— Task inputs —
>> Start
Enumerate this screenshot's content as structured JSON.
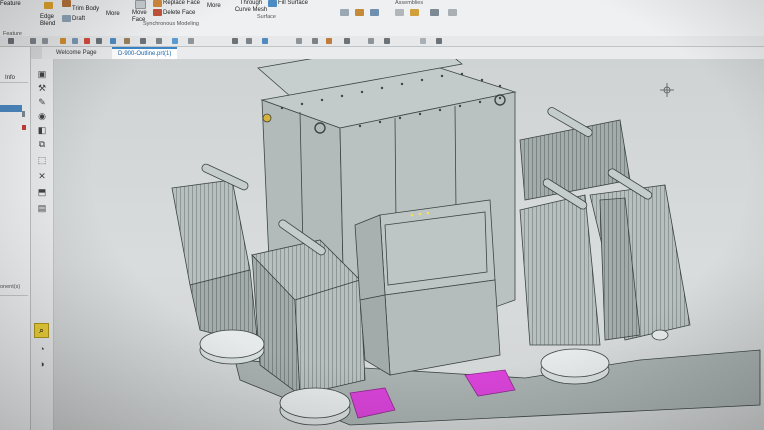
{
  "ribbon": {
    "feature_label": "Feature",
    "trim_body": "Trim Body",
    "draft": "Draft",
    "edge_blend": "Edge Blend",
    "more_1": "More",
    "move_face": "Move Face",
    "replace_face": "Replace Face",
    "delete_face": "Delete Face",
    "more_2": "More",
    "through_curve_mesh": "Through Curve Mesh",
    "fill_surface": "Fill Surface",
    "synchronous_modeling": "Synchronous Modeling",
    "surface": "Surface",
    "assemblies": "Assemblies",
    "feature_group": "Feature"
  },
  "tabs": {
    "welcome_page": "Welcome Page",
    "model_file": "D-900-Outline.prt(1)"
  },
  "left_panel": {
    "info_label": "Info",
    "fragment": "onent(s)"
  },
  "colors": {
    "housing": "#b9c1c1",
    "edge": "#3c4444",
    "magenta_pad": "#d944d9",
    "tab_accent": "#3a86c8"
  }
}
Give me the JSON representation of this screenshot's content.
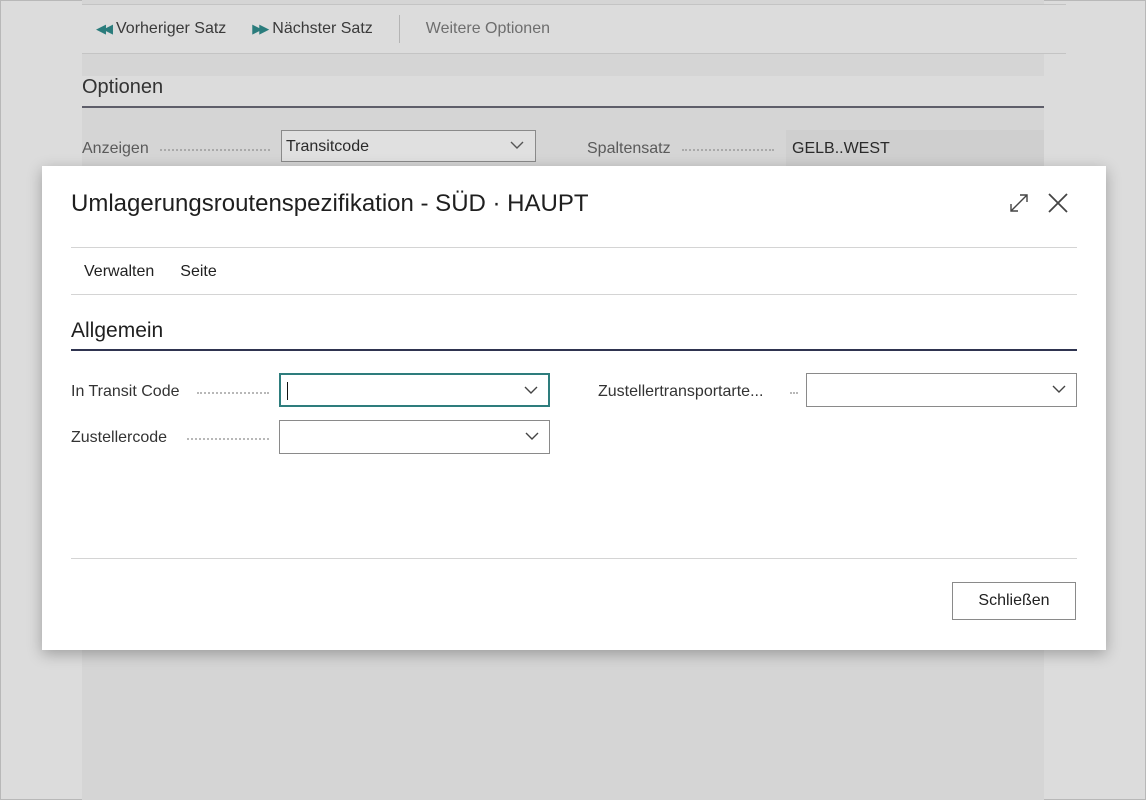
{
  "background": {
    "actions": {
      "prev_record": "Vorheriger Satz",
      "next_record": "Nächster Satz",
      "more_options": "Weitere Optionen"
    },
    "section_title": "Optionen",
    "show_label": "Anzeigen",
    "show_value": "Transitcode",
    "column_set_label": "Spaltensatz",
    "column_set_value": "GELB..WEST"
  },
  "dialog": {
    "title": "Umlagerungsroutenspezifikation - SÜD · HAUPT",
    "menu": [
      "Verwalten",
      "Seite"
    ],
    "section_title": "Allgemein",
    "fields": {
      "in_transit_code": {
        "label": "In Transit Code",
        "value": ""
      },
      "shipping_agent_code": {
        "label": "Zustellercode",
        "value": ""
      },
      "shipping_agent_service": {
        "label": "Zustellertransportarte...",
        "value": ""
      }
    },
    "close_button": "Schließen"
  },
  "colors": {
    "accent": "#2e7d7d",
    "section_underline": "#2f3450",
    "overlay_background": "#dcdcdc"
  }
}
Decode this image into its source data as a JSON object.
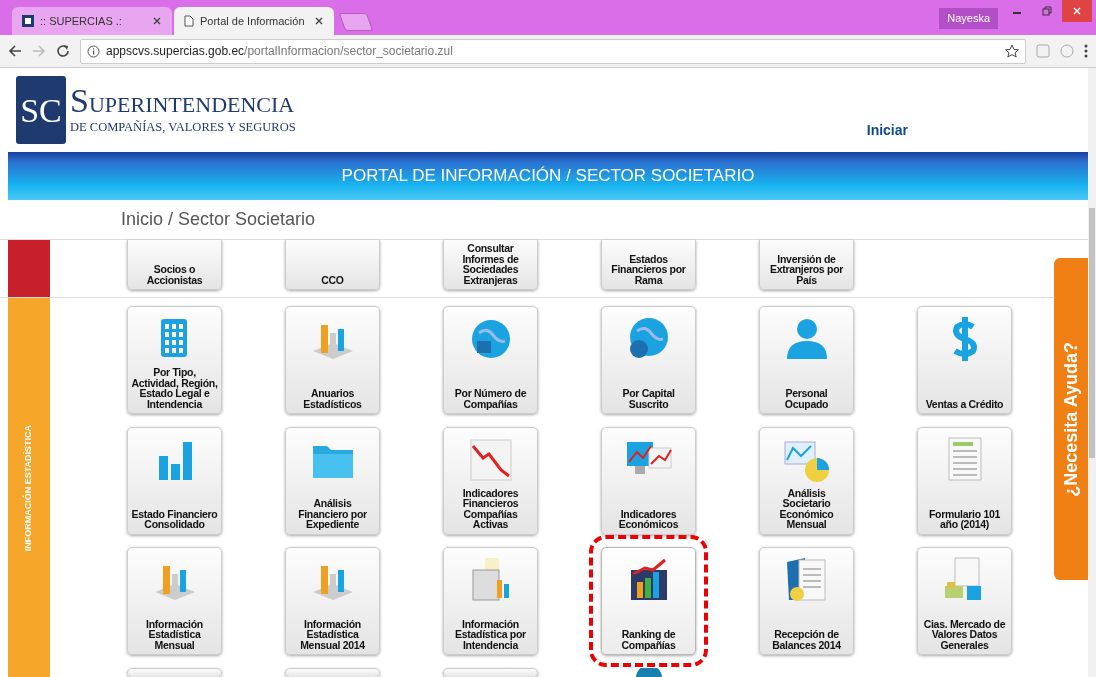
{
  "browser": {
    "tabs": [
      {
        "title": ":: SUPERCIAS .:",
        "selected": false
      },
      {
        "title": "Portal de Información",
        "selected": true
      }
    ],
    "user": "Nayeska",
    "address": {
      "host": "appscvs.supercias.gob.ec",
      "path": "/portalInformacion/sector_societario.zul"
    }
  },
  "header": {
    "logo": {
      "monogram": "SC",
      "title": "SUPERINTENDENCIA",
      "subtitle": "DE COMPAÑÍAS, VALORES Y SEGUROS"
    },
    "nav_link": "Iniciar",
    "banner": "PORTAL DE INFORMACIÓN / SECTOR SOCIETARIO",
    "breadcrumb": "Inicio / Sector Societario"
  },
  "top_row": [
    {
      "label": "Socios o Accionistas"
    },
    {
      "label": "CCO"
    },
    {
      "label": "Consultar Informes de Sociedades Extranjeras"
    },
    {
      "label": "Estados Financieros por Rama"
    },
    {
      "label": "Inversión de Extranjeros por País"
    }
  ],
  "section": {
    "title": "INFORMACIÓN ESTADÍSTICA",
    "tiles": [
      {
        "label": "Por Tipo, Actividad, Región, Estado Legal e Intendencia",
        "kind": "building",
        "selected": false
      },
      {
        "label": "Anuarios Estadísticos",
        "kind": "barchart",
        "selected": false
      },
      {
        "label": "Por Número de Compañías",
        "kind": "globe",
        "selected": false
      },
      {
        "label": "Por Capital Suscrito",
        "kind": "globedollar",
        "selected": false
      },
      {
        "label": "Personal Ocupado",
        "kind": "person",
        "selected": false
      },
      {
        "label": "Ventas a Crédito",
        "kind": "dollar",
        "selected": false
      },
      {
        "label": "Estado Financiero Consolidado",
        "kind": "bars",
        "selected": false
      },
      {
        "label": "Análisis Financiero por Expediente",
        "kind": "folder",
        "selected": false
      },
      {
        "label": "Indicadores Financieros Compañías Activas",
        "kind": "linechart",
        "selected": false
      },
      {
        "label": "Indicadores Económicos",
        "kind": "monitor",
        "selected": false
      },
      {
        "label": "Análisis Societario Económico Mensual",
        "kind": "piechart",
        "selected": false
      },
      {
        "label": "Formulario 101 año (2014)",
        "kind": "document",
        "selected": false
      },
      {
        "label": "Información Estadística Mensual",
        "kind": "barchart",
        "selected": false
      },
      {
        "label": "Información Estadística Mensual 2014",
        "kind": "barchart",
        "selected": false
      },
      {
        "label": "Información Estadística por Intendencia",
        "kind": "ballot",
        "selected": false
      },
      {
        "label": "Ranking de Compañías",
        "kind": "ranking",
        "selected": true
      },
      {
        "label": "Recepción de Balances 2014",
        "kind": "documents",
        "selected": false
      },
      {
        "label": "Cias. Mercado de Valores Datos Generales",
        "kind": "money",
        "selected": false
      }
    ],
    "cut_tiles": [
      {
        "kind": "tile"
      },
      {
        "kind": "tile"
      },
      {
        "kind": "tile"
      },
      {
        "kind": "globe"
      }
    ]
  },
  "help_tab": "¿Necesita Ayuda?"
}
>> End
Copy out each line of the records that holds the string "this".

Enumerate this screenshot's content as structured JSON.
Give me the JSON representation of this screenshot's content.
Decode this image into its source data as a JSON object.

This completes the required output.